To do
Every entry must be repeated exactly. Exclude all pictures.
start Records for this exercise
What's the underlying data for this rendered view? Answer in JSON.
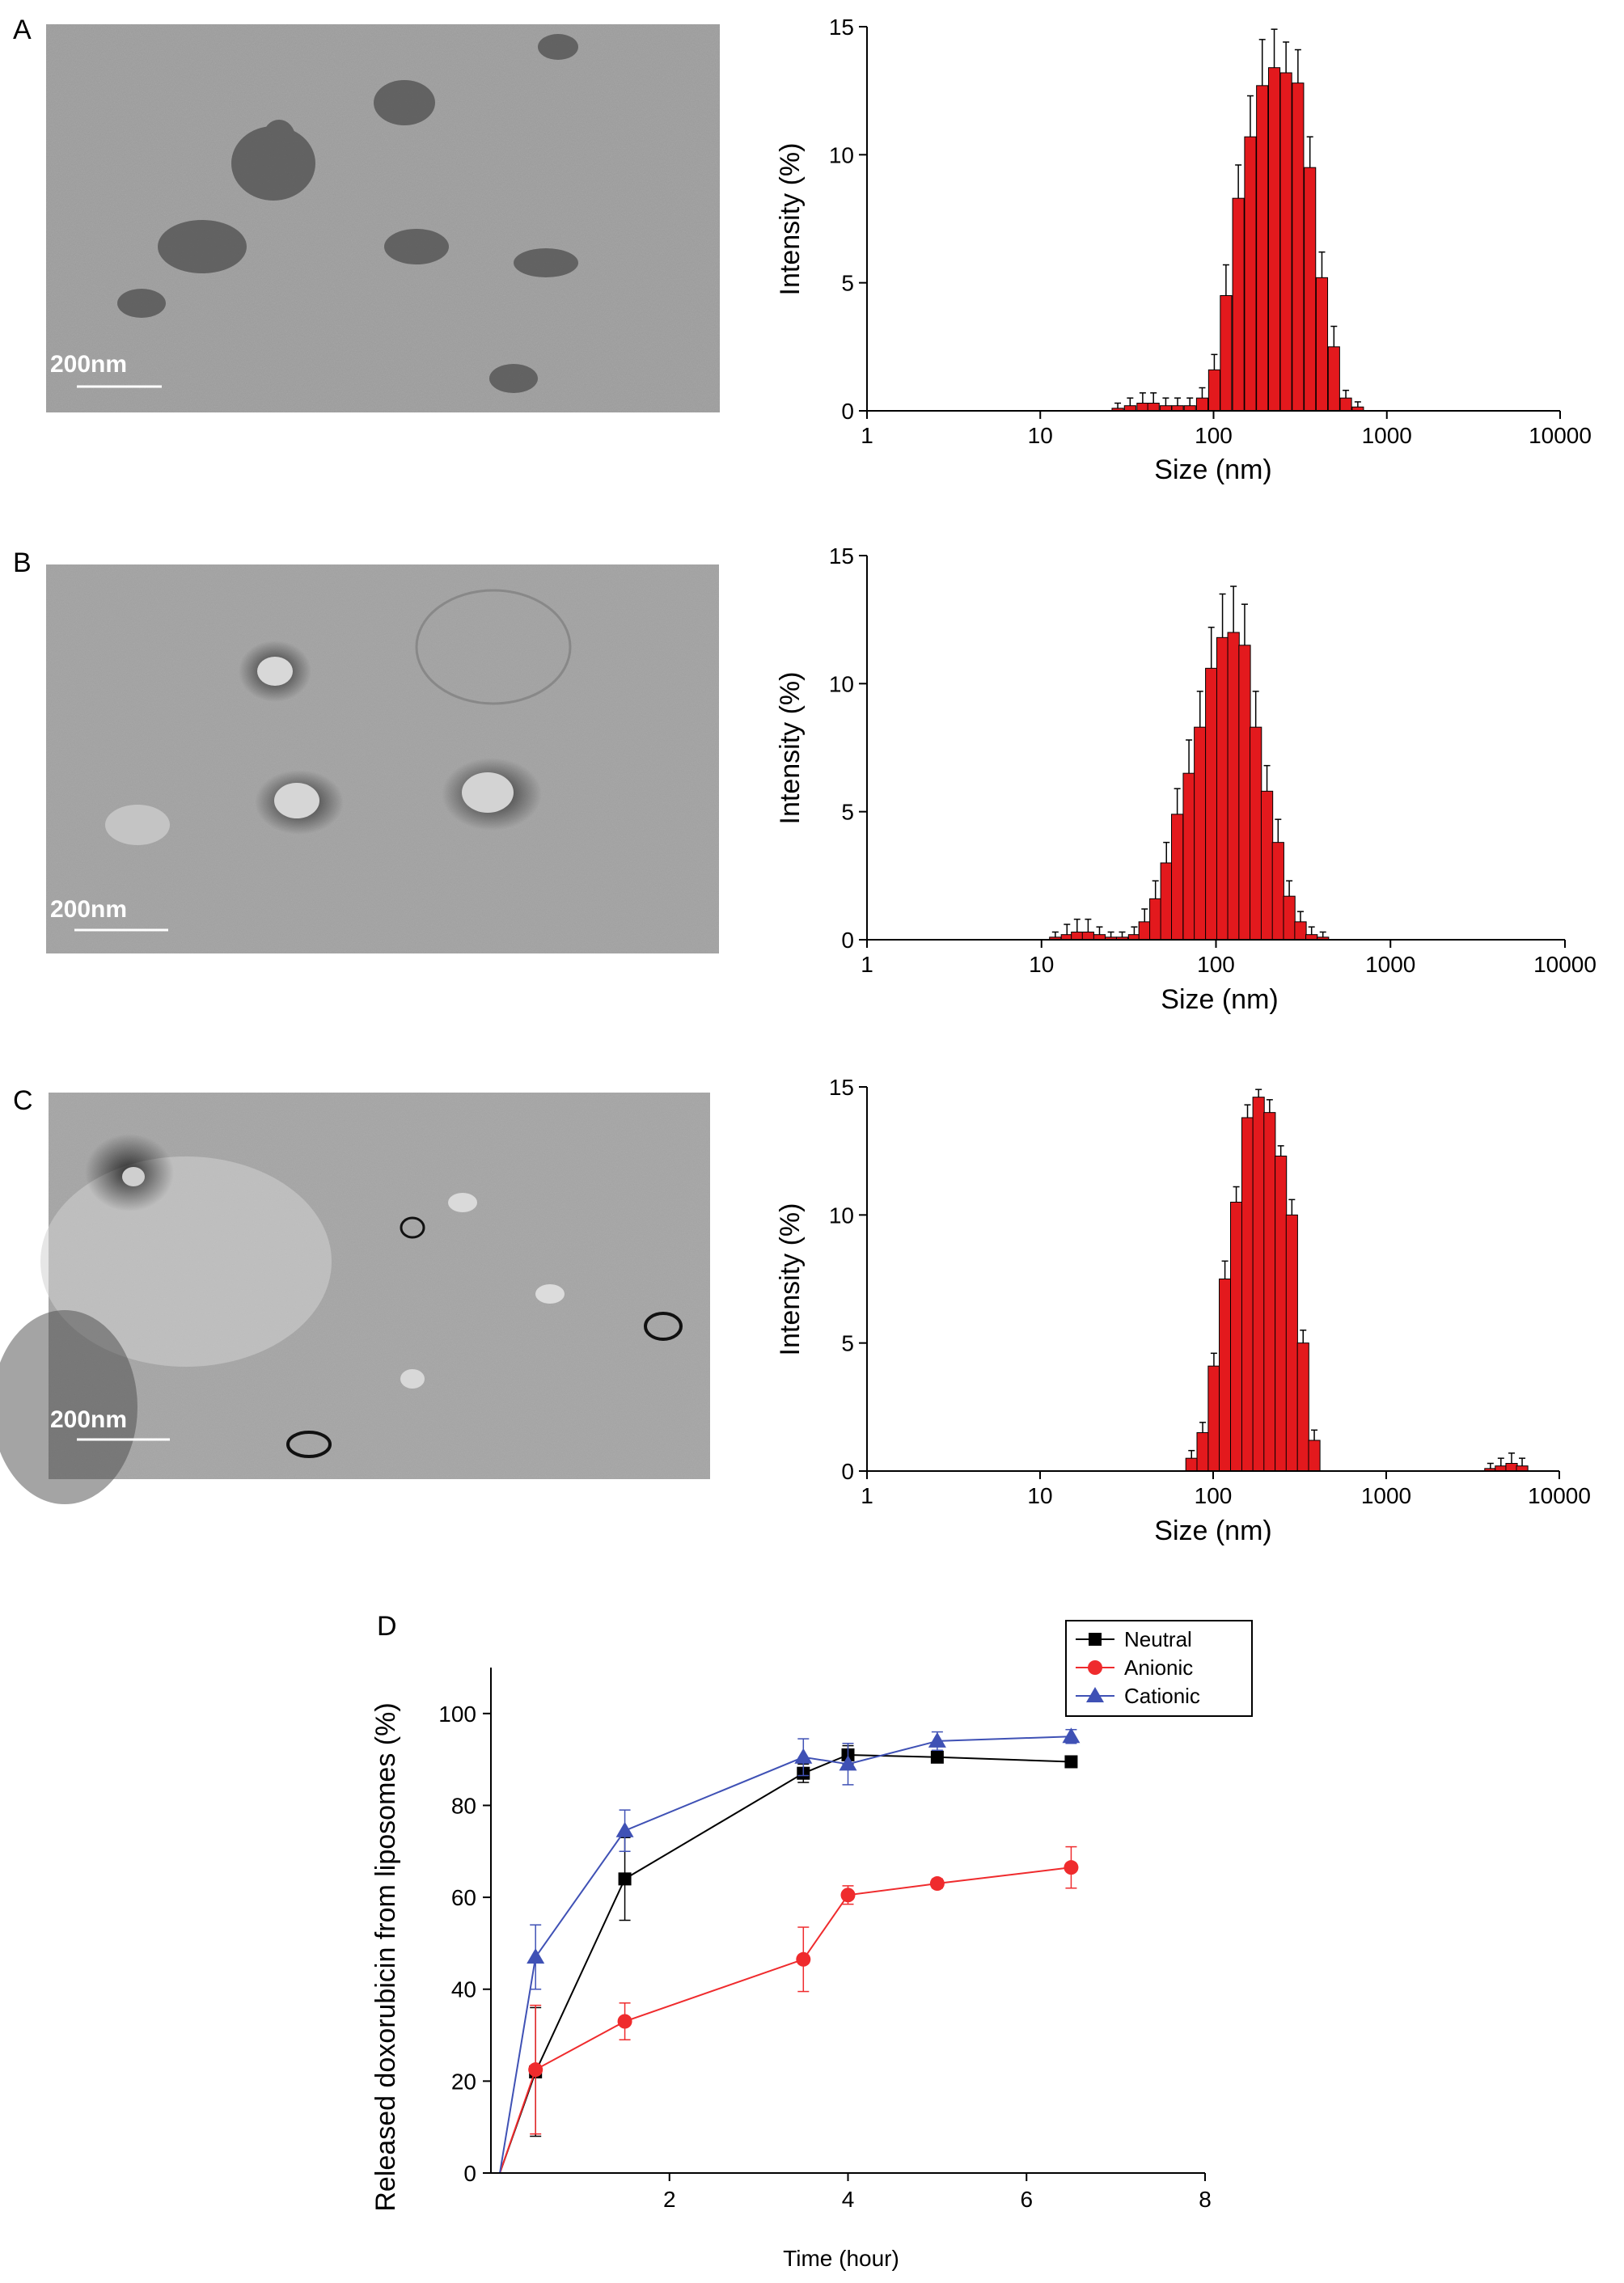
{
  "panels": {
    "A": {
      "label": "A",
      "scale_bar": "200nm",
      "chart_data": {
        "type": "bar",
        "xscale": "log",
        "xlabel": "Size (nm)",
        "ylabel": "Intensity (%)",
        "xlim": [
          1,
          10000
        ],
        "ylim": [
          0,
          15
        ],
        "x_ticks": [
          "1",
          "10",
          "100",
          "1000",
          "10000"
        ],
        "y_ticks": [
          "0",
          "5",
          "10",
          "15"
        ],
        "bar_color": "#e3191d",
        "x": [
          28,
          33,
          39,
          45,
          53,
          62,
          73,
          86,
          101,
          118,
          139,
          163,
          191,
          224,
          262,
          307,
          360,
          422,
          495,
          580,
          680
        ],
        "values": [
          0.1,
          0.2,
          0.3,
          0.3,
          0.2,
          0.2,
          0.2,
          0.5,
          1.6,
          4.5,
          8.3,
          10.7,
          12.7,
          13.4,
          13.2,
          12.8,
          9.5,
          5.2,
          2.5,
          0.5,
          0.15
        ],
        "errors": [
          0.2,
          0.3,
          0.4,
          0.4,
          0.3,
          0.3,
          0.3,
          0.4,
          0.6,
          1.2,
          1.3,
          1.6,
          1.8,
          1.5,
          1.2,
          1.3,
          1.2,
          1.0,
          0.8,
          0.3,
          0.2
        ]
      }
    },
    "B": {
      "label": "B",
      "scale_bar": "200nm",
      "chart_data": {
        "type": "bar",
        "xscale": "log",
        "xlabel": "Size (nm)",
        "ylabel": "Intensity (%)",
        "xlim": [
          1,
          10000
        ],
        "ylim": [
          0,
          15
        ],
        "x_ticks": [
          "1",
          "10",
          "100",
          "1000",
          "10000"
        ],
        "y_ticks": [
          "0",
          "5",
          "10",
          "15"
        ],
        "bar_color": "#e3191d",
        "x": [
          12,
          14,
          16,
          18.5,
          21.5,
          25,
          29,
          34,
          39,
          45,
          52,
          60,
          70,
          81,
          94,
          109,
          126,
          146,
          169,
          196,
          227,
          263,
          305,
          353,
          410
        ],
        "values": [
          0.1,
          0.2,
          0.3,
          0.3,
          0.2,
          0.1,
          0.1,
          0.2,
          0.7,
          1.6,
          3.0,
          4.9,
          6.5,
          8.3,
          10.6,
          11.8,
          12.0,
          11.5,
          8.3,
          5.8,
          3.8,
          1.7,
          0.7,
          0.2,
          0.1
        ],
        "errors": [
          0.2,
          0.4,
          0.5,
          0.5,
          0.3,
          0.2,
          0.2,
          0.3,
          0.5,
          0.7,
          0.8,
          1.0,
          1.3,
          1.4,
          1.6,
          1.7,
          1.8,
          1.6,
          1.4,
          1.0,
          0.9,
          0.6,
          0.4,
          0.3,
          0.2
        ]
      }
    },
    "C": {
      "label": "C",
      "scale_bar": "200nm",
      "chart_data": {
        "type": "bar",
        "xscale": "log",
        "xlabel": "Size (nm)",
        "ylabel": "Intensity (%)",
        "xlim": [
          1,
          10000
        ],
        "ylim": [
          0,
          15
        ],
        "x_ticks": [
          "1",
          "10",
          "100",
          "1000",
          "10000"
        ],
        "y_ticks": [
          "0",
          "5",
          "10",
          "15"
        ],
        "bar_color": "#e3191d",
        "x": [
          75,
          87,
          101,
          117,
          136,
          158,
          183,
          212,
          246,
          285,
          331,
          384,
          4000,
          4600,
          5300,
          6100
        ],
        "values": [
          0.5,
          1.5,
          4.1,
          7.5,
          10.5,
          13.8,
          14.6,
          14.0,
          12.3,
          10.0,
          5.0,
          1.2,
          0.1,
          0.2,
          0.3,
          0.2
        ],
        "errors": [
          0.3,
          0.4,
          0.5,
          0.7,
          0.6,
          0.5,
          0.3,
          0.5,
          0.4,
          0.6,
          0.5,
          0.4,
          0.2,
          0.3,
          0.4,
          0.3
        ]
      }
    },
    "D": {
      "label": "D",
      "chart_data": {
        "type": "line",
        "xlabel": "Time (hour)",
        "ylabel": "Released doxorubicin from liposomes (%)",
        "xlim": [
          0,
          8
        ],
        "ylim": [
          0,
          110
        ],
        "x_ticks": [
          "2",
          "4",
          "6",
          "8"
        ],
        "y_ticks": [
          "0",
          "20",
          "40",
          "60",
          "80",
          "100"
        ],
        "legend_position": "top-right",
        "series": [
          {
            "name": "Neutral",
            "color": "#000000",
            "marker": "square",
            "points": [
              [
                0.1,
                0
              ],
              [
                0.5,
                22
              ],
              [
                1.5,
                64
              ],
              [
                3.5,
                87
              ],
              [
                4,
                91
              ],
              [
                5,
                90.5
              ],
              [
                6.5,
                89.5
              ]
            ],
            "errors": [
              0,
              14,
              9,
              2,
              2,
              1,
              1
            ]
          },
          {
            "name": "Anionic",
            "color": "#ef2b2d",
            "marker": "circle",
            "points": [
              [
                0.1,
                0
              ],
              [
                0.5,
                22.5
              ],
              [
                1.5,
                33
              ],
              [
                3.5,
                46.5
              ],
              [
                4,
                60.5
              ],
              [
                5,
                63
              ],
              [
                6.5,
                66.5
              ]
            ],
            "errors": [
              0,
              14,
              4,
              7,
              2,
              1,
              4.5
            ]
          },
          {
            "name": "Cationic",
            "color": "#3f51b5",
            "marker": "triangle",
            "points": [
              [
                0.1,
                0
              ],
              [
                0.5,
                47
              ],
              [
                1.5,
                74.5
              ],
              [
                3.5,
                90.5
              ],
              [
                4,
                89
              ],
              [
                5,
                94
              ],
              [
                6.5,
                95
              ]
            ],
            "errors": [
              0,
              7,
              4.5,
              4,
              4.5,
              2,
              1.5
            ]
          }
        ]
      }
    }
  }
}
end Records for this exercise
Answer below
What's the underlying data for this rendered view? Answer in JSON.
{
  "panels": {
    "A": {
      "label": "A",
      "scale_bar": "200nm",
      "chart_data": {
        "type": "bar",
        "xscale": "log",
        "xlabel": "Size (nm)",
        "ylabel": "Intensity (%)",
        "xlim": [
          1,
          10000
        ],
        "ylim": [
          0,
          15
        ],
        "x_ticks": [
          "1",
          "10",
          "100",
          "1000",
          "10000"
        ],
        "y_ticks": [
          "0",
          "5",
          "10",
          "15"
        ],
        "bar_color": "#e3191d",
        "x": [
          28,
          33,
          39,
          45,
          53,
          62,
          73,
          86,
          101,
          118,
          139,
          163,
          191,
          224,
          262,
          307,
          360,
          422,
          495,
          580,
          680
        ],
        "values": [
          0.1,
          0.2,
          0.3,
          0.3,
          0.2,
          0.2,
          0.2,
          0.5,
          1.6,
          4.5,
          8.3,
          10.7,
          12.7,
          13.4,
          13.2,
          12.8,
          9.5,
          5.2,
          2.5,
          0.5,
          0.15
        ],
        "errors": [
          0.2,
          0.3,
          0.4,
          0.4,
          0.3,
          0.3,
          0.3,
          0.4,
          0.6,
          1.2,
          1.3,
          1.6,
          1.8,
          1.5,
          1.2,
          1.3,
          1.2,
          1.0,
          0.8,
          0.3,
          0.2
        ]
      }
    },
    "B": {
      "label": "B",
      "scale_bar": "200nm",
      "chart_data": {
        "type": "bar",
        "xscale": "log",
        "xlabel": "Size (nm)",
        "ylabel": "Intensity (%)",
        "xlim": [
          1,
          10000
        ],
        "ylim": [
          0,
          15
        ],
        "x_ticks": [
          "1",
          "10",
          "100",
          "1000",
          "10000"
        ],
        "y_ticks": [
          "0",
          "5",
          "10",
          "15"
        ],
        "bar_color": "#e3191d",
        "x": [
          12,
          14,
          16,
          18.5,
          21.5,
          25,
          29,
          34,
          39,
          45,
          52,
          60,
          70,
          81,
          94,
          109,
          126,
          146,
          169,
          196,
          227,
          263,
          305,
          353,
          410
        ],
        "values": [
          0.1,
          0.2,
          0.3,
          0.3,
          0.2,
          0.1,
          0.1,
          0.2,
          0.7,
          1.6,
          3.0,
          4.9,
          6.5,
          8.3,
          10.6,
          11.8,
          12.0,
          11.5,
          8.3,
          5.8,
          3.8,
          1.7,
          0.7,
          0.2,
          0.1
        ],
        "errors": [
          0.2,
          0.4,
          0.5,
          0.5,
          0.3,
          0.2,
          0.2,
          0.3,
          0.5,
          0.7,
          0.8,
          1.0,
          1.3,
          1.4,
          1.6,
          1.7,
          1.8,
          1.6,
          1.4,
          1.0,
          0.9,
          0.6,
          0.4,
          0.3,
          0.2
        ]
      }
    },
    "C": {
      "label": "C",
      "scale_bar": "200nm",
      "chart_data": {
        "type": "bar",
        "xscale": "log",
        "xlabel": "Size (nm)",
        "ylabel": "Intensity (%)",
        "xlim": [
          1,
          10000
        ],
        "ylim": [
          0,
          15
        ],
        "x_ticks": [
          "1",
          "10",
          "100",
          "1000",
          "10000"
        ],
        "y_ticks": [
          "0",
          "5",
          "10",
          "15"
        ],
        "bar_color": "#e3191d",
        "x": [
          75,
          87,
          101,
          117,
          136,
          158,
          183,
          212,
          246,
          285,
          331,
          384,
          4000,
          4600,
          5300,
          6100
        ],
        "values": [
          0.5,
          1.5,
          4.1,
          7.5,
          10.5,
          13.8,
          14.6,
          14.0,
          12.3,
          10.0,
          5.0,
          1.2,
          0.1,
          0.2,
          0.3,
          0.2
        ],
        "errors": [
          0.3,
          0.4,
          0.5,
          0.7,
          0.6,
          0.5,
          0.3,
          0.5,
          0.4,
          0.6,
          0.5,
          0.4,
          0.2,
          0.3,
          0.4,
          0.3
        ]
      }
    },
    "D": {
      "label": "D",
      "chart_data": {
        "type": "line",
        "xlabel": "Time (hour)",
        "ylabel": "Released doxorubicin from liposomes (%)",
        "xlim": [
          0,
          8
        ],
        "ylim": [
          0,
          110
        ],
        "x_ticks": [
          "2",
          "4",
          "6",
          "8"
        ],
        "y_ticks": [
          "0",
          "20",
          "40",
          "60",
          "80",
          "100"
        ],
        "legend_position": "top-right",
        "series": [
          {
            "name": "Neutral",
            "color": "#000000",
            "marker": "square",
            "points": [
              [
                0.1,
                0
              ],
              [
                0.5,
                22
              ],
              [
                1.5,
                64
              ],
              [
                3.5,
                87
              ],
              [
                4,
                91
              ],
              [
                5,
                90.5
              ],
              [
                6.5,
                89.5
              ]
            ],
            "errors": [
              0,
              14,
              9,
              2,
              2,
              1,
              1
            ]
          },
          {
            "name": "Anionic",
            "color": "#ef2b2d",
            "marker": "circle",
            "points": [
              [
                0.1,
                0
              ],
              [
                0.5,
                22.5
              ],
              [
                1.5,
                33
              ],
              [
                3.5,
                46.5
              ],
              [
                4,
                60.5
              ],
              [
                5,
                63
              ],
              [
                6.5,
                66.5
              ]
            ],
            "errors": [
              0,
              14,
              4,
              7,
              2,
              1,
              4.5
            ]
          },
          {
            "name": "Cationic",
            "color": "#3f51b5",
            "marker": "triangle",
            "points": [
              [
                0.1,
                0
              ],
              [
                0.5,
                47
              ],
              [
                1.5,
                74.5
              ],
              [
                3.5,
                90.5
              ],
              [
                4,
                89
              ],
              [
                5,
                94
              ],
              [
                6.5,
                95
              ]
            ],
            "errors": [
              0,
              7,
              4.5,
              4,
              4.5,
              2,
              1.5
            ]
          }
        ]
      }
    }
  }
}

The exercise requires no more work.